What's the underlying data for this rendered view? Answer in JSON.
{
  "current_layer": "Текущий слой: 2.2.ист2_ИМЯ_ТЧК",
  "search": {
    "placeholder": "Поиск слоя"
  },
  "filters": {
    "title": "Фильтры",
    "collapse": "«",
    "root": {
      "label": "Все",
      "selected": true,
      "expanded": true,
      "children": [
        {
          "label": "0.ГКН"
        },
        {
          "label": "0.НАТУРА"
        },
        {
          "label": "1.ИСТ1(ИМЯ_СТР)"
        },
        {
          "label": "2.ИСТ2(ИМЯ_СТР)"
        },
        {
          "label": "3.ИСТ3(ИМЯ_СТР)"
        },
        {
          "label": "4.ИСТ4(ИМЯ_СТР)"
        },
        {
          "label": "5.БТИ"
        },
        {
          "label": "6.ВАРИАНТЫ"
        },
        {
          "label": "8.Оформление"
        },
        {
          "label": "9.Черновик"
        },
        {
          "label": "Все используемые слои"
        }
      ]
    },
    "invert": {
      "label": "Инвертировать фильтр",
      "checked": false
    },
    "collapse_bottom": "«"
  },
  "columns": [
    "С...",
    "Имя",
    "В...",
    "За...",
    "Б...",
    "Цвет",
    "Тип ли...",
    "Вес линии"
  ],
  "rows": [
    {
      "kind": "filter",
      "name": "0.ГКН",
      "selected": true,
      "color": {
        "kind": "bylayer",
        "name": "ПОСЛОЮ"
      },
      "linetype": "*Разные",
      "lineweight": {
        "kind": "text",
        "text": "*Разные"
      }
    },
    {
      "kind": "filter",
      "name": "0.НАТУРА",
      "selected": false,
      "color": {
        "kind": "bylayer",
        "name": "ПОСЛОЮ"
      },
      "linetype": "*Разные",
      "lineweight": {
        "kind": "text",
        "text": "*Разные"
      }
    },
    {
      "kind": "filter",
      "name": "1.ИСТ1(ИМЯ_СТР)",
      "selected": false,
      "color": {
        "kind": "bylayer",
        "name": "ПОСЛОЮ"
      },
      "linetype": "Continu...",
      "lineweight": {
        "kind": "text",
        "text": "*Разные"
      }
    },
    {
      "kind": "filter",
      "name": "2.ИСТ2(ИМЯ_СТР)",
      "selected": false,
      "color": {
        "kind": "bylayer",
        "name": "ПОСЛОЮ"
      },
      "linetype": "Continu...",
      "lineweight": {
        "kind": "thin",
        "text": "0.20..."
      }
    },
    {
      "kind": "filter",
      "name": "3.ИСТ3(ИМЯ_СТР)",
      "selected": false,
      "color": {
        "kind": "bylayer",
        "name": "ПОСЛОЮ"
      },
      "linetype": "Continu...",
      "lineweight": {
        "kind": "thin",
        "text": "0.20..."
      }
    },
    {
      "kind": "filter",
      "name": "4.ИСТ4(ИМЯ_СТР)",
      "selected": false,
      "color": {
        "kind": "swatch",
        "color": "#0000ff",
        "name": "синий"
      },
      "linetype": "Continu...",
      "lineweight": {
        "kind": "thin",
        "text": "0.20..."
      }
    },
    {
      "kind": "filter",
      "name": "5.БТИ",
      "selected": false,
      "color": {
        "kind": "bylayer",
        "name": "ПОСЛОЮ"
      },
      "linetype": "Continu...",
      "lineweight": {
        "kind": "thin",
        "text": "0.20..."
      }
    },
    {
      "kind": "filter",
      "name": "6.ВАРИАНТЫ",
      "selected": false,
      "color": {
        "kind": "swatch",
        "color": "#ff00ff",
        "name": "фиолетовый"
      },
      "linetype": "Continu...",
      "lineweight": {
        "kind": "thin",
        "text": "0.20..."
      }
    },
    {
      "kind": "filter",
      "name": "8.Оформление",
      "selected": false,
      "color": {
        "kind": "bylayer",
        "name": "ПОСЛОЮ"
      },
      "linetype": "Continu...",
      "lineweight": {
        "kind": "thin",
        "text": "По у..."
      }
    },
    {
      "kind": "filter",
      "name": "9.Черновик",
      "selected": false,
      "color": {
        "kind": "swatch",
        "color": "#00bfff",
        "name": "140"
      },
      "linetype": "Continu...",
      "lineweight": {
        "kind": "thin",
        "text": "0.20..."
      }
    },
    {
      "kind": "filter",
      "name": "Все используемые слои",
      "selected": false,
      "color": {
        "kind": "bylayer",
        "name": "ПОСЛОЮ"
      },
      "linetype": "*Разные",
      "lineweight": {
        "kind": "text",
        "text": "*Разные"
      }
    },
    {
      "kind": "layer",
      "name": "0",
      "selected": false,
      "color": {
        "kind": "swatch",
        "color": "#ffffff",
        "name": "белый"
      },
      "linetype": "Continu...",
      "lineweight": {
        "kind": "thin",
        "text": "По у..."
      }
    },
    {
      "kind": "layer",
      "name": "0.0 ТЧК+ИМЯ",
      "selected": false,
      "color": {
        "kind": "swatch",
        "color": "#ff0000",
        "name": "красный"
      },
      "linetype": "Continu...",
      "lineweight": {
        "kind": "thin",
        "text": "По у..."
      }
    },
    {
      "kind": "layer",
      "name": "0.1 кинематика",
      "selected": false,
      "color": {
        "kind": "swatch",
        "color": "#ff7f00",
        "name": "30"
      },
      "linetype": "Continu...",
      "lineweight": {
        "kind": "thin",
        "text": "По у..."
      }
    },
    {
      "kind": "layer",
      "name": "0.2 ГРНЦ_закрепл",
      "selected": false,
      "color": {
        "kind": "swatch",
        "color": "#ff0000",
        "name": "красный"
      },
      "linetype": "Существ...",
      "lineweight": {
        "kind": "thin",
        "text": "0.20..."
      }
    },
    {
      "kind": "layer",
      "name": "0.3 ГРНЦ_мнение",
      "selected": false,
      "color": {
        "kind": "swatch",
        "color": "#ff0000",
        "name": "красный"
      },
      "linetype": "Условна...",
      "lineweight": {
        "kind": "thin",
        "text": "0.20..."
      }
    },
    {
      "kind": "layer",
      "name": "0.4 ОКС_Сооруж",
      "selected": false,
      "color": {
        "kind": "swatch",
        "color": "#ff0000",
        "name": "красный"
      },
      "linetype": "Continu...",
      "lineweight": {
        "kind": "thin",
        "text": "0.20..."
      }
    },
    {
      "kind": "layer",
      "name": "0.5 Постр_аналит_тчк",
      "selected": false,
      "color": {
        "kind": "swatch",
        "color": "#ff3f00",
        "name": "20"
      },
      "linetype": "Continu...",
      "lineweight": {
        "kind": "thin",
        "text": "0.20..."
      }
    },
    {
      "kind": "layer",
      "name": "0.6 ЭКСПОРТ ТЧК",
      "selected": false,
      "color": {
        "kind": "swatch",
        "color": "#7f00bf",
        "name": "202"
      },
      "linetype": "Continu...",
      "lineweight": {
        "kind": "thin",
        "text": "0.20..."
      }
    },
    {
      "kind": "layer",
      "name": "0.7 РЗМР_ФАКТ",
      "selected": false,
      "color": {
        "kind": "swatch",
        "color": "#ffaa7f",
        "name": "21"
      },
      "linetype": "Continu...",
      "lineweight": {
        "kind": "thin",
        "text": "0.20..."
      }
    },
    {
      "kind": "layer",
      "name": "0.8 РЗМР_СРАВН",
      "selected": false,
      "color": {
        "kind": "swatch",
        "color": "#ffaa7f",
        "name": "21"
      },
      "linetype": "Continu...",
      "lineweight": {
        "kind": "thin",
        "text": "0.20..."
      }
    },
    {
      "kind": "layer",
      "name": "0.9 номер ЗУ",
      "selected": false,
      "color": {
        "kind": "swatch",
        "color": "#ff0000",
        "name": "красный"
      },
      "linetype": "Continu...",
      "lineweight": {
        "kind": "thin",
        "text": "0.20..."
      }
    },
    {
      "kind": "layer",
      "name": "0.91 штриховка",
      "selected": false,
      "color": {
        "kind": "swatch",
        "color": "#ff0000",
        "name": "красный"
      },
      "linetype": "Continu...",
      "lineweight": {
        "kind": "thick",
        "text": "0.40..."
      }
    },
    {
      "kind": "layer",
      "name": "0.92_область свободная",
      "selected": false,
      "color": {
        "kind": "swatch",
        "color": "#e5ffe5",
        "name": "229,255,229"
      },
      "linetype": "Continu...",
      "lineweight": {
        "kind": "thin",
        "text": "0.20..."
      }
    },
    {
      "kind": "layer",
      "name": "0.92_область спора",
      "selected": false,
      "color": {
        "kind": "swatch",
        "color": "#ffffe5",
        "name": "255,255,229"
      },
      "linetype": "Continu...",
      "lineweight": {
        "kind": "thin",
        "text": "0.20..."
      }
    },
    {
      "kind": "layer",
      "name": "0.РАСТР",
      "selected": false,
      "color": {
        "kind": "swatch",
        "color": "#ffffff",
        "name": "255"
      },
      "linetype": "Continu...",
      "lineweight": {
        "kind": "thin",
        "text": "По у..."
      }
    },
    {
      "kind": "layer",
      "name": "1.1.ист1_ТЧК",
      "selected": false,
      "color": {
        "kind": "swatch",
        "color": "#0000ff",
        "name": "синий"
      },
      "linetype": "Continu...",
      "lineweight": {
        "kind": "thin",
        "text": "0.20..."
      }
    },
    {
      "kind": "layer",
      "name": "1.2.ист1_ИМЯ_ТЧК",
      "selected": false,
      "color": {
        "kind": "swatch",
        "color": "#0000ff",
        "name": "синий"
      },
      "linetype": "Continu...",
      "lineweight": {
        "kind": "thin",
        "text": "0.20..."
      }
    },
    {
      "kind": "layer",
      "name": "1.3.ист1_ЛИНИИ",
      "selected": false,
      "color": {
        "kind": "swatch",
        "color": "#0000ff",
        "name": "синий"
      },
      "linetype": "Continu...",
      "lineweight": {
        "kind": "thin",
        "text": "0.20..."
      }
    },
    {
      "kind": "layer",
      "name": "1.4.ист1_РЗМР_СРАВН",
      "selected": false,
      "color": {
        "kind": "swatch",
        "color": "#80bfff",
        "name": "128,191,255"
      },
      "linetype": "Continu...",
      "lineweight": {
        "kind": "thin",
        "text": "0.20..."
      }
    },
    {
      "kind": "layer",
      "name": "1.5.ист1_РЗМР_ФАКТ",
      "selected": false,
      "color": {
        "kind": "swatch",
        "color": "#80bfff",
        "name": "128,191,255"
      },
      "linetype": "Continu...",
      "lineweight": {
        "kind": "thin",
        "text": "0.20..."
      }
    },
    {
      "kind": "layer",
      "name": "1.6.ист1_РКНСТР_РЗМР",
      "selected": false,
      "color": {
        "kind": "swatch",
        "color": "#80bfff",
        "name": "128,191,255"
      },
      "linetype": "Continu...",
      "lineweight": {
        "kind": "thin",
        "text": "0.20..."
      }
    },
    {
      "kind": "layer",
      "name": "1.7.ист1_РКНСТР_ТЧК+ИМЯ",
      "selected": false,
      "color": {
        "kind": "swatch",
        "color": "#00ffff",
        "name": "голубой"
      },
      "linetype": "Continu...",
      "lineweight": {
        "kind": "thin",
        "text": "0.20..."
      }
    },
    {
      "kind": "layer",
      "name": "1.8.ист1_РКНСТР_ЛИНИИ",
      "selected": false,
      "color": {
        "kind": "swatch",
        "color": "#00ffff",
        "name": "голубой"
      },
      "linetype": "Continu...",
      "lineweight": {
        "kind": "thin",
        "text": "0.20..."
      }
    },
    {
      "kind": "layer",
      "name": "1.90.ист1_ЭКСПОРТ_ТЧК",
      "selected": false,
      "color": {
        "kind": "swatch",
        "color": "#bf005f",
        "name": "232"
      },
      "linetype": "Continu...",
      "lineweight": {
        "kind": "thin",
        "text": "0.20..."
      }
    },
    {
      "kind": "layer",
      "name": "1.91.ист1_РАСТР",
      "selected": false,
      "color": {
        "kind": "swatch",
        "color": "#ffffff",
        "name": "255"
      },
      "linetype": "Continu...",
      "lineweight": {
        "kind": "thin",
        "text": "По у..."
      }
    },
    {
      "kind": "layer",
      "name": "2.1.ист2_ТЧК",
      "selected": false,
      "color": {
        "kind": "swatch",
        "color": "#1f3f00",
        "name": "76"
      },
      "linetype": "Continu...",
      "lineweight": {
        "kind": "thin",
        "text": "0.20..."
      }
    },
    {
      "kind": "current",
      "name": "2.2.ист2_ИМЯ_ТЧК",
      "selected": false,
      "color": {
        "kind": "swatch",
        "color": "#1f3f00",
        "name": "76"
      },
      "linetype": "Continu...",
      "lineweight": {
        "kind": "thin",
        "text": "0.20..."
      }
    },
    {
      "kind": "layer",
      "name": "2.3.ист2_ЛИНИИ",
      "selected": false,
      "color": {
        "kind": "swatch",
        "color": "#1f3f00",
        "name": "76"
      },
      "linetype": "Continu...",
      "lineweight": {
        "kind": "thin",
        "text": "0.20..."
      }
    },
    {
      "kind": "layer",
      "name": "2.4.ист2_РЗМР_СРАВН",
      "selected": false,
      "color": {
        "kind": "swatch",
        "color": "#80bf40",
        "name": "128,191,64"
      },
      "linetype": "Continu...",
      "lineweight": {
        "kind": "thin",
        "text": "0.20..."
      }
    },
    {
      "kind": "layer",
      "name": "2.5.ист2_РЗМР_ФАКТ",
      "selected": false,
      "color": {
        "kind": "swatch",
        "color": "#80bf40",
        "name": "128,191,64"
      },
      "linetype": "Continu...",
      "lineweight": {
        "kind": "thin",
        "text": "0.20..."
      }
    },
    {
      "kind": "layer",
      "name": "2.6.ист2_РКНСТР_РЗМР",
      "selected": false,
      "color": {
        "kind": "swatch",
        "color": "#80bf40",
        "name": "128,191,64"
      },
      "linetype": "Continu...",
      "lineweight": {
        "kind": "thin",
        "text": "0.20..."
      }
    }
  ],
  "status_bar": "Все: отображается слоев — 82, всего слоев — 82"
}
+ + + + +
_THE TASK_
In the records above, locate each line with the word "Оформление". Copy all such lines.

_FULL OUTPUT_
          "label": "8.Оформление"
      "name": "8.Оформление",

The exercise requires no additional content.